Your objective> Rewrite the material from the line containing "cell-letter: A — [143, 172, 158, 194]" through the line containing "grid-cell[interactable]: E — [333, 0, 366, 33]", swapping each "cell-frame" for "tile-frame" and leaving everything else the same.

'''

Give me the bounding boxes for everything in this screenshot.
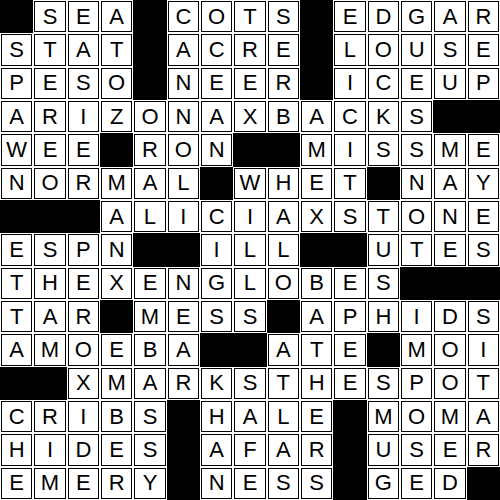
cell-letter: A — [143, 172, 158, 194]
grid-cell[interactable]: L — [267, 400, 300, 433]
cell-letter: L — [177, 172, 189, 194]
grid-cell[interactable]: S — [367, 367, 400, 400]
grid-cell[interactable]: A — [200, 100, 233, 133]
grid-cell[interactable]: E — [100, 433, 133, 466]
cell-frame: T — [334, 168, 365, 199]
grid-cell[interactable]: S — [367, 267, 400, 300]
cell-frame: H — [1, 434, 32, 465]
grid-cell[interactable]: N — [0, 167, 33, 200]
grid-cell[interactable]: M — [433, 400, 466, 433]
grid-cell[interactable]: A — [167, 33, 200, 66]
grid-cell[interactable]: B — [267, 100, 300, 133]
grid-cell[interactable]: I — [400, 300, 433, 333]
cell-letter: S — [476, 306, 491, 328]
cell-frame: S — [468, 234, 499, 265]
grid-cell[interactable]: R — [467, 433, 500, 466]
grid-cell[interactable]: C — [367, 67, 400, 100]
grid-cell[interactable]: M — [300, 133, 333, 166]
grid-cell[interactable]: I — [200, 233, 233, 266]
cell-letter: N — [9, 172, 25, 194]
grid-cell[interactable]: A — [0, 100, 33, 133]
grid-cell[interactable]: P — [0, 67, 33, 100]
cell-letter: I — [180, 206, 186, 228]
grid-cell[interactable]: A — [233, 400, 266, 433]
grid-cell[interactable]: E — [67, 467, 100, 500]
cell-letter: F — [243, 439, 256, 461]
grid-cell[interactable]: E — [333, 0, 366, 33]
cell-frame: S — [401, 434, 432, 465]
grid-cell[interactable]: Y — [467, 167, 500, 200]
grid-cell[interactable]: N — [433, 200, 466, 233]
grid-cell[interactable]: H — [267, 167, 300, 200]
grid-cell[interactable]: S — [400, 133, 433, 166]
grid-cell[interactable]: T — [0, 267, 33, 300]
cell-letter: S — [43, 6, 58, 28]
grid-cell[interactable]: S — [33, 233, 66, 266]
grid-cell[interactable]: A — [267, 200, 300, 233]
cell-frame: U — [401, 34, 432, 65]
grid-cell[interactable]: I — [333, 133, 366, 166]
grid-cell[interactable]: S — [133, 433, 166, 466]
grid-cell[interactable]: S — [200, 300, 233, 333]
grid-cell[interactable]: H — [33, 267, 66, 300]
cell-frame: O — [434, 368, 465, 399]
cell-frame: S — [234, 368, 265, 399]
cell-frame: P — [334, 301, 365, 332]
grid-cell[interactable]: C — [200, 33, 233, 66]
grid-cell[interactable]: T — [300, 333, 333, 366]
cell-frame: E — [234, 468, 265, 499]
grid-cell[interactable]: K — [367, 100, 400, 133]
grid-cell[interactable]: A — [200, 433, 233, 466]
grid-cell[interactable]: P — [400, 367, 433, 400]
block-cell — [433, 100, 466, 133]
grid-cell[interactable]: I — [67, 100, 100, 133]
grid-cell[interactable]: E — [300, 167, 333, 200]
grid-cell[interactable]: N — [167, 267, 200, 300]
grid-cell[interactable]: A — [133, 167, 166, 200]
grid-cell[interactable]: E — [0, 233, 33, 266]
grid-cell[interactable]: U — [400, 33, 433, 66]
grid-cell[interactable]: T — [100, 33, 133, 66]
grid-cell[interactable]: T — [0, 300, 33, 333]
grid-cell[interactable]: N — [200, 133, 233, 166]
grid-cell[interactable]: R — [133, 133, 166, 166]
grid-cell[interactable]: H — [367, 300, 400, 333]
grid-cell[interactable]: N — [400, 167, 433, 200]
cell-frame: O — [368, 34, 399, 65]
grid-cell[interactable]: O — [433, 333, 466, 366]
cell-frame: T — [301, 334, 332, 365]
cell-frame: T — [101, 34, 132, 65]
grid-cell[interactable]: O — [200, 0, 233, 33]
grid-cell[interactable]: S — [133, 400, 166, 433]
grid-cell[interactable]: P — [467, 67, 500, 100]
grid-cell[interactable]: Z — [100, 100, 133, 133]
grid-cell[interactable]: S — [367, 133, 400, 166]
grid-cell[interactable]: M — [367, 400, 400, 433]
cell-letter: S — [276, 6, 291, 28]
cell-letter: E — [276, 39, 291, 61]
cell-frame: S — [334, 201, 365, 232]
grid-cell[interactable]: T — [267, 367, 300, 400]
cell-frame: E — [334, 368, 365, 399]
grid-cell[interactable]: A — [300, 300, 333, 333]
cell-letter: L — [277, 406, 289, 428]
cell-frame: A — [101, 201, 132, 232]
grid-cell[interactable]: A — [133, 367, 166, 400]
grid-cell[interactable]: Y — [133, 467, 166, 500]
grid-cell[interactable]: A — [167, 333, 200, 366]
cell-frame: S — [201, 301, 232, 332]
cell-frame: X — [301, 201, 332, 232]
grid-cell[interactable]: A — [300, 100, 333, 133]
grid-cell[interactable]: E — [33, 133, 66, 166]
grid-cell[interactable]: O — [400, 400, 433, 433]
grid-cell[interactable]: E — [0, 467, 33, 500]
grid-cell[interactable]: T — [333, 167, 366, 200]
grid-cell[interactable]: R — [167, 367, 200, 400]
cell-letter: T — [43, 39, 56, 61]
block-cell — [267, 300, 300, 333]
grid-cell[interactable]: S — [333, 200, 366, 233]
cell-letter: T — [477, 372, 490, 394]
cell-letter: L — [144, 206, 156, 228]
grid-cell[interactable]: A — [67, 33, 100, 66]
cell-frame: I — [334, 134, 365, 165]
grid-cell[interactable]: A — [33, 300, 66, 333]
grid-cell[interactable]: R — [33, 400, 66, 433]
cell-letter: I — [47, 439, 53, 461]
grid-cell[interactable]: X — [233, 100, 266, 133]
grid-cell[interactable]: E — [400, 67, 433, 100]
cell-letter: N — [442, 206, 458, 228]
grid-cell[interactable]: A — [433, 167, 466, 200]
grid-cell[interactable]: O — [167, 133, 200, 166]
grid-cell[interactable]: L — [167, 167, 200, 200]
grid-cell[interactable]: C — [333, 100, 366, 133]
cell-letter: A — [209, 439, 224, 461]
grid-cell[interactable]: B — [100, 400, 133, 433]
grid-cell[interactable]: A — [267, 333, 300, 366]
cell-letter: E — [343, 6, 358, 28]
grid-cell[interactable]: S — [267, 467, 300, 500]
cell-frame: S — [234, 301, 265, 332]
grid-cell[interactable]: L — [133, 200, 166, 233]
cell-frame: M — [434, 134, 465, 165]
grid-cell[interactable]: O — [33, 167, 66, 200]
cell-letter: E — [309, 406, 324, 428]
cell-letter: P — [476, 72, 491, 94]
grid-cell[interactable]: D — [433, 467, 466, 500]
grid-cell[interactable]: E — [467, 133, 500, 166]
cell-frame: U — [368, 234, 399, 265]
grid-cell[interactable]: L — [333, 33, 366, 66]
grid-cell[interactable]: E — [433, 433, 466, 466]
grid-cell[interactable]: O — [367, 33, 400, 66]
grid-cell[interactable]: M — [400, 333, 433, 366]
grid-cell[interactable]: S — [233, 367, 266, 400]
grid-cell[interactable]: E — [133, 267, 166, 300]
grid-cell[interactable]: I — [33, 433, 66, 466]
grid-cell[interactable]: S — [400, 100, 433, 133]
grid-cell[interactable]: R — [233, 33, 266, 66]
grid-cell[interactable]: E — [433, 233, 466, 266]
grid-cell[interactable]: D — [367, 0, 400, 33]
grid-cell[interactable]: E — [467, 200, 500, 233]
grid-cell[interactable]: C — [0, 400, 33, 433]
grid-cell[interactable]: G — [367, 467, 400, 500]
grid-cell[interactable]: O — [267, 267, 300, 300]
grid-cell[interactable]: C — [167, 0, 200, 33]
cell-letter: X — [309, 206, 324, 228]
grid-cell[interactable]: O — [100, 67, 133, 100]
cell-letter: R — [175, 372, 191, 394]
grid-cell[interactable]: M — [33, 333, 66, 366]
grid-cell[interactable]: W — [0, 133, 33, 166]
grid-cell[interactable]: E — [167, 300, 200, 333]
grid-cell[interactable]: E — [400, 467, 433, 500]
grid-cell[interactable]: H — [300, 367, 333, 400]
cell-frame: D — [368, 1, 399, 32]
cell-frame: A — [268, 434, 299, 465]
grid-cell[interactable]: O — [67, 333, 100, 366]
cell-frame: C — [168, 1, 199, 32]
cell-letter: N — [175, 272, 191, 294]
grid-cell[interactable]: A — [433, 0, 466, 33]
cell-frame: B — [134, 334, 165, 365]
grid-cell[interactable]: E — [67, 133, 100, 166]
block-cell — [333, 400, 366, 433]
grid-cell[interactable]: M — [133, 300, 166, 333]
grid-cell[interactable]: E — [100, 333, 133, 366]
cell-letter: A — [209, 106, 224, 128]
grid-cell[interactable]: N — [100, 233, 133, 266]
cell-frame: H — [368, 301, 399, 332]
cell-letter: B — [143, 339, 158, 361]
cell-frame: T — [401, 234, 432, 265]
cell-frame: R — [101, 468, 132, 499]
cell-frame: I — [201, 234, 232, 265]
grid-cell[interactable]: N — [167, 67, 200, 100]
cell-frame: R — [68, 301, 99, 332]
cell-letter: E — [9, 239, 24, 261]
cell-letter: Z — [110, 106, 123, 128]
grid-cell[interactable]: S — [400, 433, 433, 466]
cell-letter: O — [108, 72, 125, 94]
grid-cell[interactable]: T — [33, 33, 66, 66]
cell-letter: S — [76, 72, 91, 94]
cell-letter: L — [344, 39, 356, 61]
cell-frame: N — [401, 168, 432, 199]
cell-frame: T — [34, 34, 65, 65]
cell-frame: E — [1, 468, 32, 499]
block-cell — [167, 233, 200, 266]
grid-cell[interactable]: D — [67, 433, 100, 466]
grid-cell[interactable]: R — [100, 467, 133, 500]
grid-cell[interactable]: I — [333, 67, 366, 100]
cell-letter: T — [377, 206, 390, 228]
block-cell — [367, 333, 400, 366]
grid-cell[interactable]: D — [433, 300, 466, 333]
cell-letter: C — [209, 206, 225, 228]
grid-cell[interactable]: S — [267, 0, 300, 33]
grid-cell[interactable]: W — [233, 167, 266, 200]
cell-letter: B — [276, 106, 291, 128]
grid-cell[interactable]: R — [467, 0, 500, 33]
grid-cell[interactable]: R — [33, 100, 66, 133]
grid-cell[interactable]: G — [400, 0, 433, 33]
grid-cell[interactable]: I — [167, 200, 200, 233]
cell-letter: T — [243, 6, 256, 28]
grid-cell[interactable]: L — [233, 267, 266, 300]
cell-letter: E — [43, 139, 58, 161]
cell-frame: S — [134, 434, 165, 465]
cell-frame: E — [401, 468, 432, 499]
cell-letter: I — [214, 239, 220, 261]
cell-letter: N — [175, 72, 191, 94]
cell-frame: R — [468, 434, 499, 465]
grid-cell[interactable]: A — [0, 333, 33, 366]
cell-letter: C — [375, 72, 391, 94]
grid-cell[interactable]: E — [233, 467, 266, 500]
grid-cell[interactable]: A — [100, 0, 133, 33]
grid-cell[interactable]: R — [67, 167, 100, 200]
cell-frame: A — [268, 334, 299, 365]
block-cell — [333, 467, 366, 500]
cell-letter: T — [343, 172, 356, 194]
cell-letter: X — [243, 106, 258, 128]
grid-cell[interactable]: E — [333, 367, 366, 400]
cell-frame: M — [34, 334, 65, 365]
grid-cell[interactable]: A — [267, 433, 300, 466]
grid-cell[interactable]: T — [467, 367, 500, 400]
grid-cell[interactable]: X — [67, 367, 100, 400]
grid-cell[interactable]: H — [0, 433, 33, 466]
grid-cell[interactable]: M — [100, 367, 133, 400]
grid-cell[interactable]: G — [200, 267, 233, 300]
grid-cell[interactable]: H — [200, 400, 233, 433]
cell-letter: T — [277, 372, 290, 394]
grid-cell[interactable]: T — [233, 0, 266, 33]
cell-letter: H — [275, 172, 291, 194]
cell-letter: G — [375, 472, 392, 494]
grid-cell[interactable]: T — [400, 233, 433, 266]
grid-cell[interactable]: S — [0, 33, 33, 66]
cell-frame: A — [1, 334, 32, 365]
cell-frame: A — [134, 168, 165, 199]
grid-cell[interactable]: U — [433, 67, 466, 100]
cell-frame: Y — [134, 468, 165, 499]
grid-cell[interactable]: I — [67, 400, 100, 433]
cell-frame: H — [301, 368, 332, 399]
block-cell — [0, 0, 33, 33]
grid-cell[interactable]: P — [67, 233, 100, 266]
cell-letter: S — [143, 406, 158, 428]
cell-letter: E — [76, 472, 91, 494]
grid-cell[interactable]: M — [100, 167, 133, 200]
grid-cell[interactable]: E — [333, 267, 366, 300]
grid-cell[interactable]: M — [433, 133, 466, 166]
grid-cell[interactable]: B — [300, 267, 333, 300]
grid-cell[interactable]: U — [367, 433, 400, 466]
grid-cell[interactable]: R — [267, 67, 300, 100]
grid-cell[interactable]: I — [233, 200, 266, 233]
cell-frame: N — [168, 68, 199, 99]
grid-cell[interactable]: E — [267, 33, 300, 66]
grid-cell[interactable]: S — [33, 0, 66, 33]
cell-letter: R — [475, 6, 491, 28]
grid-cell[interactable]: L — [267, 233, 300, 266]
cell-frame: S — [434, 34, 465, 65]
cell-frame: I — [234, 201, 265, 232]
cell-letter: T — [10, 272, 23, 294]
block-cell — [467, 267, 500, 300]
grid-cell[interactable]: P — [333, 300, 366, 333]
grid-cell[interactable]: S — [467, 233, 500, 266]
cell-frame: S — [1, 34, 32, 65]
cell-letter: A — [109, 206, 124, 228]
grid-cell[interactable]: S — [467, 300, 500, 333]
grid-cell[interactable]: I — [467, 333, 500, 366]
cell-letter: E — [443, 239, 458, 261]
grid-cell[interactable]: N — [167, 100, 200, 133]
grid-cell[interactable]: S — [300, 467, 333, 500]
cell-frame: E — [468, 134, 499, 165]
grid-cell[interactable]: T — [367, 200, 400, 233]
cell-letter: G — [208, 272, 225, 294]
grid-cell[interactable]: F — [233, 433, 266, 466]
grid-cell[interactable]: B — [133, 333, 166, 366]
cell-frame: E — [68, 268, 99, 299]
grid-cell[interactable]: R — [300, 433, 333, 466]
grid-cell[interactable]: E — [67, 0, 100, 33]
grid-cell[interactable]: E — [233, 67, 266, 100]
grid-cell[interactable]: S — [233, 300, 266, 333]
cell-letter: E — [443, 439, 458, 461]
grid-cell[interactable]: E — [333, 333, 366, 366]
grid-cell[interactable]: S — [433, 33, 466, 66]
grid-cell[interactable]: C — [200, 200, 233, 233]
cell-letter: T — [10, 306, 23, 328]
grid-cell[interactable]: X — [300, 200, 333, 233]
grid-cell[interactable]: O — [400, 200, 433, 233]
grid-cell[interactable]: E — [67, 267, 100, 300]
grid-cell[interactable]: N — [200, 467, 233, 500]
cell-frame: T — [468, 368, 499, 399]
grid-cell[interactable]: A — [100, 200, 133, 233]
cell-letter: M — [41, 339, 59, 361]
grid-cell[interactable]: U — [367, 233, 400, 266]
grid-cell[interactable]: M — [33, 467, 66, 500]
grid-cell[interactable]: A — [467, 400, 500, 433]
grid-cell[interactable]: S — [67, 67, 100, 100]
grid-cell[interactable]: X — [100, 267, 133, 300]
grid-cell[interactable]: K — [200, 367, 233, 400]
grid-cell[interactable]: E — [300, 400, 333, 433]
grid-cell[interactable]: R — [67, 300, 100, 333]
grid-cell[interactable]: L — [233, 233, 266, 266]
grid-cell[interactable]: E — [33, 67, 66, 100]
cell-frame: T — [1, 301, 32, 332]
cell-letter: R — [75, 172, 91, 194]
cell-letter: O — [441, 372, 458, 394]
grid-cell[interactable]: O — [433, 367, 466, 400]
grid-cell[interactable]: E — [467, 33, 500, 66]
grid-cell[interactable]: O — [133, 100, 166, 133]
grid-cell[interactable]: E — [200, 67, 233, 100]
cell-letter: O — [408, 206, 425, 228]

'''

The response>
cell-letter: A — [143, 172, 158, 194]
grid-cell[interactable]: L — [267, 400, 300, 433]
cell-letter: L — [177, 172, 189, 194]
grid-cell[interactable]: S — [367, 367, 400, 400]
grid-cell[interactable]: A — [200, 100, 233, 133]
grid-cell[interactable]: E — [100, 433, 133, 466]
tile-frame: T — [334, 168, 365, 199]
grid-cell[interactable]: S — [367, 267, 400, 300]
tile-frame: H — [1, 434, 32, 465]
grid-cell[interactable]: N — [0, 167, 33, 200]
grid-cell[interactable]: M — [433, 400, 466, 433]
grid-cell[interactable]: A — [167, 33, 200, 66]
grid-cell[interactable]: B — [267, 100, 300, 133]
grid-cell[interactable]: I — [400, 300, 433, 333]
cell-letter: S — [476, 306, 491, 328]
tile-frame: S — [468, 234, 499, 265]
grid-cell[interactable]: R — [467, 433, 500, 466]
grid-cell[interactable]: C — [367, 67, 400, 100]
grid-cell[interactable]: M — [300, 133, 333, 166]
grid-cell[interactable]: I — [200, 233, 233, 266]
cell-letter: N — [9, 172, 25, 194]
grid-cell[interactable]: A — [0, 100, 33, 133]
grid-cell[interactable]: P — [0, 67, 33, 100]
cell-letter: I — [180, 206, 186, 228]
grid-cell[interactable]: A — [233, 400, 266, 433]
grid-cell[interactable]: E — [67, 467, 100, 500]
cell-letter: F — [243, 439, 256, 461]
grid-cell[interactable]: E — [333, 0, 366, 33]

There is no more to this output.